■ GIVEN INSTRUCTION
Set down each entry exactly as given; pictures should not appear in the copy.
+-------+
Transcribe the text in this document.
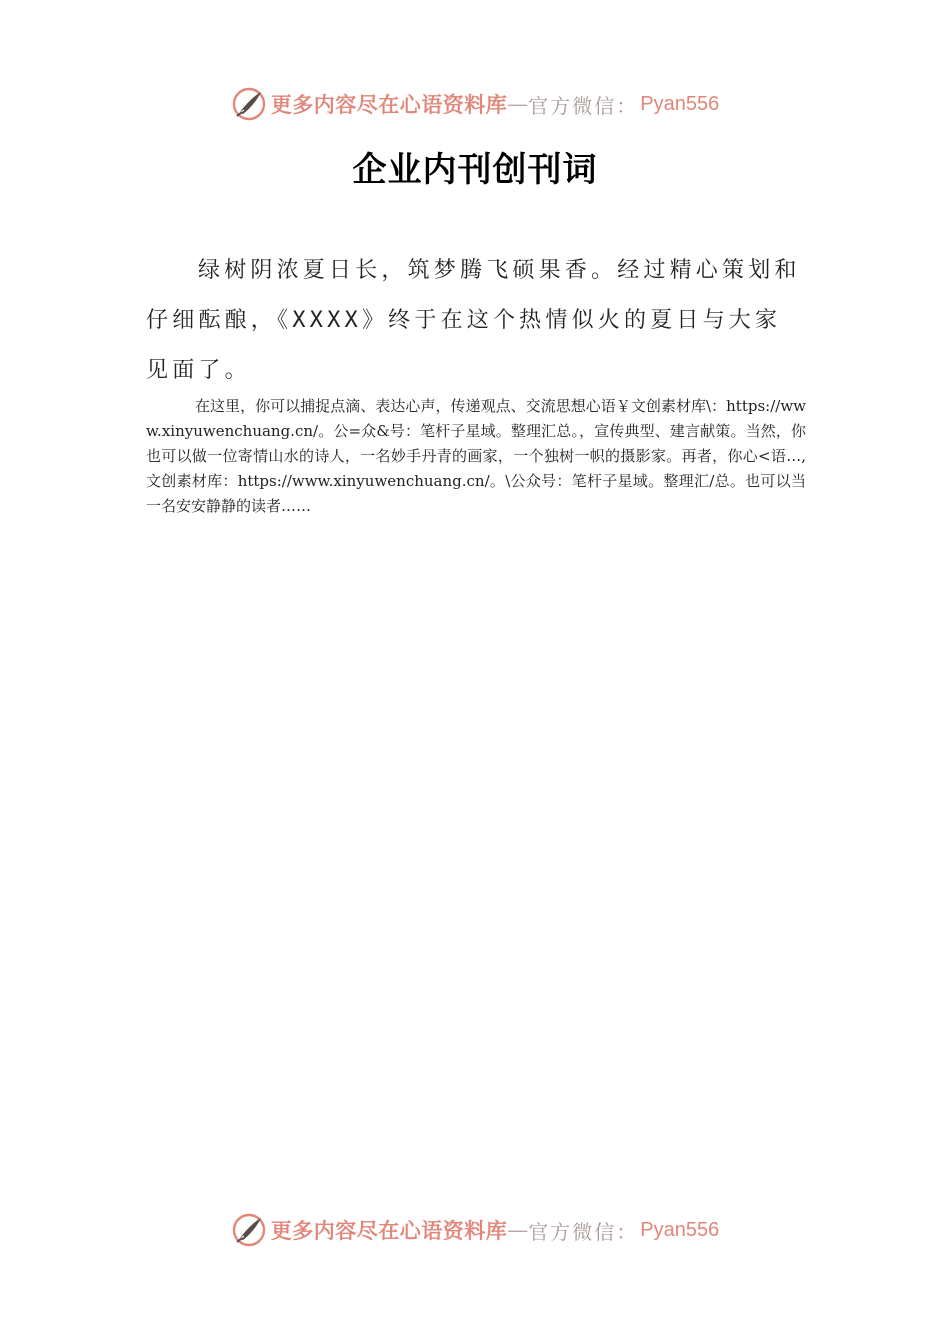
更多内容尽在心语资料库 — 官方微信： Pyan556
企业内刊创刊词

绿树阴浓夏日长，筑梦腾飞硕果香。经过精心策划和仔细酝酿，《XXXX》终于在这个热情似火的夏日与大家见面了。

在这里，你可以捕捉点滴、表达心声，传递观点、交流思想心语￥文创素材库\：https://www.xinyuwenchuang.cn/。公=众&号：笔杆子星域。整理汇总。，宣传典型、建言献策。当然，你也可以做一位寄情山水的诗人，一名妙手丹青的画家，一个独树一帜的摄影家。再者，你心<语…,文创素材库：https://www.xinyuwenchuang.cn/。\公众号：笔杆子星域。整理汇/总。也可以当一名安安静静的读者……

更多内容尽在心语资料库 — 官方微信： Pyan556
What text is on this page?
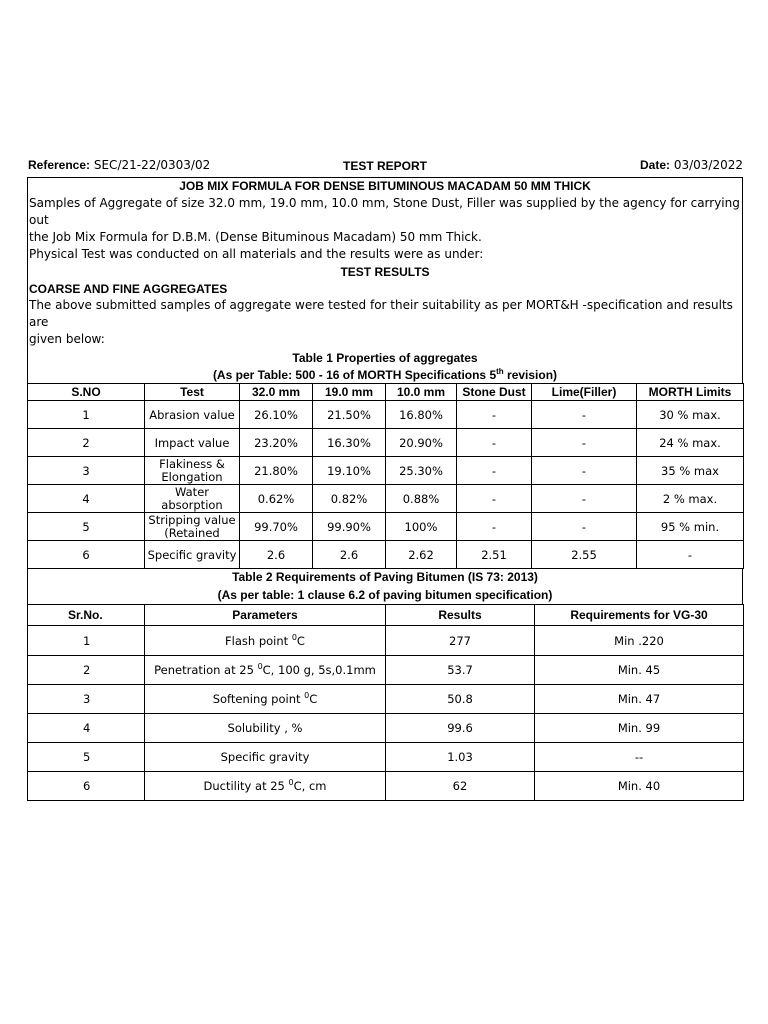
Reference: SEC/21-22/0303/02	TEST REPORT	Date: 03/03/2022
JOB MIX FORMULA FOR DENSE BITUMINOUS MACADAM 50 MM THICK
Samples of Aggregate of size 32.0 mm, 19.0 mm, 10.0 mm, Stone Dust, Filler was supplied by the agency for carrying out
the Job Mix Formula for D.B.M. (Dense Bituminous Macadam) 50 mm Thick.
Physical Test was conducted on all materials and the results were as under:
TEST RESULTS
COARSE AND FINE AGGREGATES
The above submitted samples of aggregate were tested for their suitability as per MORT&H -specification and results are
given below:
Table 1 Properties of aggregates
(As per Table: 500 - 16 of MORTH Specifications 5th revision)
S.NO	Test	32.0 mm	19.0 mm	10.0 mm	Stone Dust	Lime(Filler)	MORTH Limits
1	Abrasion value	26.10%	21.50%	16.80%	-	-	30 % max.
2	Impact value	23.20%	16.30%	20.90%	-	-	24 % max.
3	Flakiness & Elongation	21.80%	19.10%	25.30%	-	-	35 % max
4	Water absorption	0.62%	0.82%	0.88%	-	-	2 % max.
5	Stripping value (Retained	99.70%	99.90%	100%	-	-	95 % min.
6	Specific gravity	2.6	2.6	2.62	2.51	2.55	-
Table 2 Requirements of Paving Bitumen (IS 73: 2013)
(As per table: 1 clause 6.2 of paving bitumen specification)
Sr.No.	Parameters	Results	Requirements for VG-30
1	Flash point $^0$C	277	Min .220
2	Penetration at 25 $^0$C, 100 g, 5s,0.1mm	53.7	Min. 45
3	Softening point $^0$C	50.8	Min. 47
4	Solubility , %	99.6	Min. 99
5	Specific gravity	1.03	--
6	Ductility at 25 $^0$C, cm	62	Min. 40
+-------+
■ EXPECTED OUTPUT
Transcribe the text in this document.
更多内容尽在心语资料库 — 官方微信： Pyan556
企业内刊创刊词

绿树阴浓夏日长，筑梦腾飞硕果香。经过精心策划和仔细酝酿，《XXXX》终于在这个热情似火的夏日与大家见面了。

在这里，你可以捕捉点滴、表达心声，传递观点、交流思想心语￥文创素材库\：https://www.xinyuwenchuang.cn/。公=众&号：笔杆子星域。整理汇总。，宣传典型、建言献策。当然，你也可以做一位寄情山水的诗人，一名妙手丹青的画家，一个独树一帜的摄影家。再者，你心<语…,文创素材库：https://www.xinyuwenchuang.cn/。\公众号：笔杆子星域。整理汇/总。也可以当一名安安静静的读者……

更多内容尽在心语资料库 — 官方微信： Pyan556
What text is on this page?
Reference: SEC/21-22/0303/02	TEST REPORT	Date: 03/03/2022
JOB MIX FORMULA FOR DENSE BITUMINOUS MACADAM 50 MM THICK
Samples of Aggregate of size 32.0 mm, 19.0 mm, 10.0 mm, Stone Dust, Filler was supplied by the agency for carrying out
the Job Mix Formula for D.B.M. (Dense Bituminous Macadam) 50 mm Thick.
Physical Test was conducted on all materials and the results were as under:
TEST RESULTS
COARSE AND FINE AGGREGATES
The above submitted samples of aggregate were tested for their suitability as per MORT&H -specification and results are
given below:
Table 1 Properties of aggregates
(As per Table: 500 - 16 of MORTH Specifications 5th revision)
S.NO	Test	32.0 mm	19.0 mm	10.0 mm	Stone Dust	Lime(Filler)	MORTH Limits
1	Abrasion value	26.10%	21.50%	16.80%	-	-	30 % max.
2	Impact value	23.20%	16.30%	20.90%	-	-	24 % max.
3	Flakiness & Elongation	21.80%	19.10%	25.30%	-	-	35 % max
4	Water absorption	0.62%	0.82%	0.88%	-	-	2 % max.
5	Stripping value (Retained	99.70%	99.90%	100%	-	-	95 % min.
6	Specific gravity	2.6	2.6	2.62	2.51	2.55	-
Table 2 Requirements of Paving Bitumen (IS 73: 2013)
(As per table: 1 clause 6.2 of paving bitumen specification)
Sr.No.	Parameters	Results	Requirements for VG-30
1	Flash point $^0$C	277	Min .220
2	Penetration at 25 $^0$C, 100 g, 5s,0.1mm	53.7	Min. 45
3	Softening point $^0$C	50.8	Min. 47
4	Solubility , %	99.6	Min. 99
5	Specific gravity	1.03	--
6	Ductility at 25 $^0$C, cm	62	Min. 40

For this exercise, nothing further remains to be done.